Extract the full listing below without altering a single character.

A block of data
==*==
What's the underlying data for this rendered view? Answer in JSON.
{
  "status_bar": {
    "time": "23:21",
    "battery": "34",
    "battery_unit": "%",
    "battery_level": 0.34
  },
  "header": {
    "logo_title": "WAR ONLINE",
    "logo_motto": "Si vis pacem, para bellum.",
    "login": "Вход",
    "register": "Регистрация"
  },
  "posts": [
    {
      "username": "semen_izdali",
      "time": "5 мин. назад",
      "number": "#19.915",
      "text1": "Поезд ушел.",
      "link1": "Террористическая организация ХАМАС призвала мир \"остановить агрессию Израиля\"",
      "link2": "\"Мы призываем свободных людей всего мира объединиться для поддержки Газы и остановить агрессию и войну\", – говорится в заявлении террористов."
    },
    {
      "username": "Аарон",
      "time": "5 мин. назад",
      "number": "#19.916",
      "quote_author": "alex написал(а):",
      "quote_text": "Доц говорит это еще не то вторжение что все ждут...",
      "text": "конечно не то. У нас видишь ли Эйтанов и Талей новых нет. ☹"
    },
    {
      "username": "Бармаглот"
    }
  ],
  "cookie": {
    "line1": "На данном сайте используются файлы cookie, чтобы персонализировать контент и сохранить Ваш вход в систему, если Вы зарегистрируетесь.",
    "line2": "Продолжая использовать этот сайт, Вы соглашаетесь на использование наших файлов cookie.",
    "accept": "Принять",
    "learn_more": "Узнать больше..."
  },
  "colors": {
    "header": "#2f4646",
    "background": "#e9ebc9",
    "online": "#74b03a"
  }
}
==*==
:: TASK OUTPUT ::
What's the underlying data for this rendered view? Answer in JSON.
{
  "status_bar": {
    "time": "23:21",
    "battery": "34",
    "battery_unit": "%",
    "battery_level": 0.34
  },
  "header": {
    "logo_title": "WAR ONLINE",
    "logo_motto": "Si vis pacem, para bellum.",
    "login": "Вход",
    "register": "Регистрация"
  },
  "posts": [
    {
      "username": "semen_izdali",
      "time": "5 мин. назад",
      "number": "#19.915",
      "text1": "Поезд ушел.",
      "link1": "Террористическая организация ХАМАС призвала мир \"остановить агрессию Израиля\"",
      "link2": "\"Мы призываем свободных людей всего мира объединиться для поддержки Газы и остановить агрессию и войну\", – говорится в заявлении террористов."
    },
    {
      "username": "Аарон",
      "time": "5 мин. назад",
      "number": "#19.916",
      "quote_author": "alex написал(а):",
      "quote_text": "Доц говорит это еще не то вторжение что все ждут...",
      "text": "конечно не то. У нас видишь ли Эйтанов и Талей новых нет. ☹"
    },
    {
      "username": "Бармаглот"
    }
  ],
  "cookie": {
    "line1": "На данном сайте используются файлы cookie, чтобы персонализировать контент и сохранить Ваш вход в систему, если Вы зарегистрируетесь.",
    "line2": "Продолжая использовать этот сайт, Вы соглашаетесь на использование наших файлов cookie.",
    "accept": "Принять",
    "learn_more": "Узнать больше..."
  },
  "colors": {
    "header": "#2f4646",
    "background": "#e9ebc9",
    "online": "#74b03a"
  }
}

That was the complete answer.